— Begin —

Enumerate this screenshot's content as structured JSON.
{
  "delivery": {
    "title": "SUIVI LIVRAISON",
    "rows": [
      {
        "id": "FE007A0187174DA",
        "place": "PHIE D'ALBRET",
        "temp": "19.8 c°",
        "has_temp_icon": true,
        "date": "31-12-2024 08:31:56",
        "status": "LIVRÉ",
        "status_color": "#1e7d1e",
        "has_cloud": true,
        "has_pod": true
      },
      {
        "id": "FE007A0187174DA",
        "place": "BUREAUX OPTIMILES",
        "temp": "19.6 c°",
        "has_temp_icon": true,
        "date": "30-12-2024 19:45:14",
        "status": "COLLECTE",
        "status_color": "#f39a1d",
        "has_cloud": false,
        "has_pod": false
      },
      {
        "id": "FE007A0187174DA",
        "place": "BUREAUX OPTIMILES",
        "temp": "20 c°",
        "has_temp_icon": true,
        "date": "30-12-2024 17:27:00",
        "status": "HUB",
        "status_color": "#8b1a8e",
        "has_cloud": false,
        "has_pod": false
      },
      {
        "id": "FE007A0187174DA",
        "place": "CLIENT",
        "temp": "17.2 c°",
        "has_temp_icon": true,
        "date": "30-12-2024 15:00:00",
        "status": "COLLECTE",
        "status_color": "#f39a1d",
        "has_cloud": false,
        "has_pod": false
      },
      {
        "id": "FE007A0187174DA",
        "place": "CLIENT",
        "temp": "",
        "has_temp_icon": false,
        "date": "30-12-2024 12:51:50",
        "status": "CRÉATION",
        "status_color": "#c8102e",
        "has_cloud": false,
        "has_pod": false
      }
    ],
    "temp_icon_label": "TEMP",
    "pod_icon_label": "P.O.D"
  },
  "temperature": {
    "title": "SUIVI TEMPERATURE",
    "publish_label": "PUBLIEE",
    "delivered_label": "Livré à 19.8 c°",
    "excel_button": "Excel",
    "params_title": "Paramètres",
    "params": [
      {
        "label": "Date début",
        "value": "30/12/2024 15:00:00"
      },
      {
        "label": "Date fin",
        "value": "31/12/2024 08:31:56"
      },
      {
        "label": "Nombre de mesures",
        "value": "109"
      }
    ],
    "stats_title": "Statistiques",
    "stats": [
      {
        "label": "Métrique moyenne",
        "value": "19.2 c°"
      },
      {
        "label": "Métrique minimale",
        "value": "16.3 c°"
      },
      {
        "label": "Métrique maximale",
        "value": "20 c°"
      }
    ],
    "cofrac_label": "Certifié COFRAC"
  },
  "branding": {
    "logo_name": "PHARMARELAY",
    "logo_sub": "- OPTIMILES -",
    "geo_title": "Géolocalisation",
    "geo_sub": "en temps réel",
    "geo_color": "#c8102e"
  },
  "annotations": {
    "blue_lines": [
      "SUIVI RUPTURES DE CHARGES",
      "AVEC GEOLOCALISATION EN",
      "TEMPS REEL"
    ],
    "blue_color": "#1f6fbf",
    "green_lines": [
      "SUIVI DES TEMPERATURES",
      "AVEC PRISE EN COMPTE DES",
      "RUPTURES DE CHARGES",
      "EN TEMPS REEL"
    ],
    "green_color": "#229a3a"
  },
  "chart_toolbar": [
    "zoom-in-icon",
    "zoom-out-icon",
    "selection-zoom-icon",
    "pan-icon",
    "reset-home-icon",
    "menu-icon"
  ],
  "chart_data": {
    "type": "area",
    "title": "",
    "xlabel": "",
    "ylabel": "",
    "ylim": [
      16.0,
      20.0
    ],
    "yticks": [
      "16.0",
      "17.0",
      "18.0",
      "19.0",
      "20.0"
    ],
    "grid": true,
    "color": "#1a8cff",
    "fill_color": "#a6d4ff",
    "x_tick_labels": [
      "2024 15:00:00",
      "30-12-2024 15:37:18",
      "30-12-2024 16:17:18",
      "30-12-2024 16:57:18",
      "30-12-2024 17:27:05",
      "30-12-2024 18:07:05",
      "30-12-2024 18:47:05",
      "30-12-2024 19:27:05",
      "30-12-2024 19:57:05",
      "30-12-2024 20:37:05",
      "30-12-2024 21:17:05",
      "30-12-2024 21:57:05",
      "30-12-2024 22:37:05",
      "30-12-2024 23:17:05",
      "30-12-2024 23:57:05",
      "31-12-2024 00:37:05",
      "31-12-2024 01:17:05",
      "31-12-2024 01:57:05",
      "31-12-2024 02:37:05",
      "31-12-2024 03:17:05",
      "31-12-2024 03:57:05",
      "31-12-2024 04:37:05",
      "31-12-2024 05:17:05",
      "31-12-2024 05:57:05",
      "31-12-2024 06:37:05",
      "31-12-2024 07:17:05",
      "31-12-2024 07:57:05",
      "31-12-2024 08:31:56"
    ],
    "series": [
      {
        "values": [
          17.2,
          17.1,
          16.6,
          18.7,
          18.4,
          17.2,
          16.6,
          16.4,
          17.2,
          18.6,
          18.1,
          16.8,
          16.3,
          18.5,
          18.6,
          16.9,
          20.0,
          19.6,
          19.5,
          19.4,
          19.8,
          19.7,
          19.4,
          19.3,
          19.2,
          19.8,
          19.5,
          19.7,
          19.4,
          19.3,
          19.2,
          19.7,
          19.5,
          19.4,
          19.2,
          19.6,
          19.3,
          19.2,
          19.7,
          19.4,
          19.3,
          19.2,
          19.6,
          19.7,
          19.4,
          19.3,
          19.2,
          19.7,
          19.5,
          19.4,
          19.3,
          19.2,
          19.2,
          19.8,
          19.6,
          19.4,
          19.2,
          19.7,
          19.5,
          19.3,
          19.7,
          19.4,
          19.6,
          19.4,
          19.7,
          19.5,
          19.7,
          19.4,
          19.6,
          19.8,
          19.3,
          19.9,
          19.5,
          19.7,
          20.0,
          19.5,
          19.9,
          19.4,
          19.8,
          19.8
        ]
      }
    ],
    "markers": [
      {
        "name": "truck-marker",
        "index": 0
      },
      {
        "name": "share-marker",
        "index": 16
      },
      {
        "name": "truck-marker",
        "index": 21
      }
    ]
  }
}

— End —

## TASK PROMPT
Exactly reproduce every line found in the records.

## COMPLETED TASK
Enumerate this screenshot's content as structured JSON.
{
  "delivery": {
    "title": "SUIVI LIVRAISON",
    "rows": [
      {
        "id": "FE007A0187174DA",
        "place": "PHIE D'ALBRET",
        "temp": "19.8 c°",
        "has_temp_icon": true,
        "date": "31-12-2024 08:31:56",
        "status": "LIVRÉ",
        "status_color": "#1e7d1e",
        "has_cloud": true,
        "has_pod": true
      },
      {
        "id": "FE007A0187174DA",
        "place": "BUREAUX OPTIMILES",
        "temp": "19.6 c°",
        "has_temp_icon": true,
        "date": "30-12-2024 19:45:14",
        "status": "COLLECTE",
        "status_color": "#f39a1d",
        "has_cloud": false,
        "has_pod": false
      },
      {
        "id": "FE007A0187174DA",
        "place": "BUREAUX OPTIMILES",
        "temp": "20 c°",
        "has_temp_icon": true,
        "date": "30-12-2024 17:27:00",
        "status": "HUB",
        "status_color": "#8b1a8e",
        "has_cloud": false,
        "has_pod": false
      },
      {
        "id": "FE007A0187174DA",
        "place": "CLIENT",
        "temp": "17.2 c°",
        "has_temp_icon": true,
        "date": "30-12-2024 15:00:00",
        "status": "COLLECTE",
        "status_color": "#f39a1d",
        "has_cloud": false,
        "has_pod": false
      },
      {
        "id": "FE007A0187174DA",
        "place": "CLIENT",
        "temp": "",
        "has_temp_icon": false,
        "date": "30-12-2024 12:51:50",
        "status": "CRÉATION",
        "status_color": "#c8102e",
        "has_cloud": false,
        "has_pod": false
      }
    ],
    "temp_icon_label": "TEMP",
    "pod_icon_label": "P.O.D"
  },
  "temperature": {
    "title": "SUIVI TEMPERATURE",
    "publish_label": "PUBLIEE",
    "delivered_label": "Livré à 19.8 c°",
    "excel_button": "Excel",
    "params_title": "Paramètres",
    "params": [
      {
        "label": "Date début",
        "value": "30/12/2024 15:00:00"
      },
      {
        "label": "Date fin",
        "value": "31/12/2024 08:31:56"
      },
      {
        "label": "Nombre de mesures",
        "value": "109"
      }
    ],
    "stats_title": "Statistiques",
    "stats": [
      {
        "label": "Métrique moyenne",
        "value": "19.2 c°"
      },
      {
        "label": "Métrique minimale",
        "value": "16.3 c°"
      },
      {
        "label": "Métrique maximale",
        "value": "20 c°"
      }
    ],
    "cofrac_label": "Certifié COFRAC"
  },
  "branding": {
    "logo_name": "PHARMARELAY",
    "logo_sub": "- OPTIMILES -",
    "geo_title": "Géolocalisation",
    "geo_sub": "en temps réel",
    "geo_color": "#c8102e"
  },
  "annotations": {
    "blue_lines": [
      "SUIVI RUPTURES DE CHARGES",
      "AVEC GEOLOCALISATION EN",
      "TEMPS REEL"
    ],
    "blue_color": "#1f6fbf",
    "green_lines": [
      "SUIVI DES TEMPERATURES",
      "AVEC PRISE EN COMPTE DES",
      "RUPTURES DE CHARGES",
      "EN TEMPS REEL"
    ],
    "green_color": "#229a3a"
  },
  "chart_toolbar": [
    "zoom-in-icon",
    "zoom-out-icon",
    "selection-zoom-icon",
    "pan-icon",
    "reset-home-icon",
    "menu-icon"
  ],
  "chart_data": {
    "type": "area",
    "title": "",
    "xlabel": "",
    "ylabel": "",
    "ylim": [
      16.0,
      20.0
    ],
    "yticks": [
      "16.0",
      "17.0",
      "18.0",
      "19.0",
      "20.0"
    ],
    "grid": true,
    "color": "#1a8cff",
    "fill_color": "#a6d4ff",
    "x_tick_labels": [
      "2024 15:00:00",
      "30-12-2024 15:37:18",
      "30-12-2024 16:17:18",
      "30-12-2024 16:57:18",
      "30-12-2024 17:27:05",
      "30-12-2024 18:07:05",
      "30-12-2024 18:47:05",
      "30-12-2024 19:27:05",
      "30-12-2024 19:57:05",
      "30-12-2024 20:37:05",
      "30-12-2024 21:17:05",
      "30-12-2024 21:57:05",
      "30-12-2024 22:37:05",
      "30-12-2024 23:17:05",
      "30-12-2024 23:57:05",
      "31-12-2024 00:37:05",
      "31-12-2024 01:17:05",
      "31-12-2024 01:57:05",
      "31-12-2024 02:37:05",
      "31-12-2024 03:17:05",
      "31-12-2024 03:57:05",
      "31-12-2024 04:37:05",
      "31-12-2024 05:17:05",
      "31-12-2024 05:57:05",
      "31-12-2024 06:37:05",
      "31-12-2024 07:17:05",
      "31-12-2024 07:57:05",
      "31-12-2024 08:31:56"
    ],
    "series": [
      {
        "values": [
          17.2,
          17.1,
          16.6,
          18.7,
          18.4,
          17.2,
          16.6,
          16.4,
          17.2,
          18.6,
          18.1,
          16.8,
          16.3,
          18.5,
          18.6,
          16.9,
          20.0,
          19.6,
          19.5,
          19.4,
          19.8,
          19.7,
          19.4,
          19.3,
          19.2,
          19.8,
          19.5,
          19.7,
          19.4,
          19.3,
          19.2,
          19.7,
          19.5,
          19.4,
          19.2,
          19.6,
          19.3,
          19.2,
          19.7,
          19.4,
          19.3,
          19.2,
          19.6,
          19.7,
          19.4,
          19.3,
          19.2,
          19.7,
          19.5,
          19.4,
          19.3,
          19.2,
          19.2,
          19.8,
          19.6,
          19.4,
          19.2,
          19.7,
          19.5,
          19.3,
          19.7,
          19.4,
          19.6,
          19.4,
          19.7,
          19.5,
          19.7,
          19.4,
          19.6,
          19.8,
          19.3,
          19.9,
          19.5,
          19.7,
          20.0,
          19.5,
          19.9,
          19.4,
          19.8,
          19.8
        ]
      }
    ],
    "markers": [
      {
        "name": "truck-marker",
        "index": 0
      },
      {
        "name": "share-marker",
        "index": 16
      },
      {
        "name": "truck-marker",
        "index": 21
      }
    ]
  }
}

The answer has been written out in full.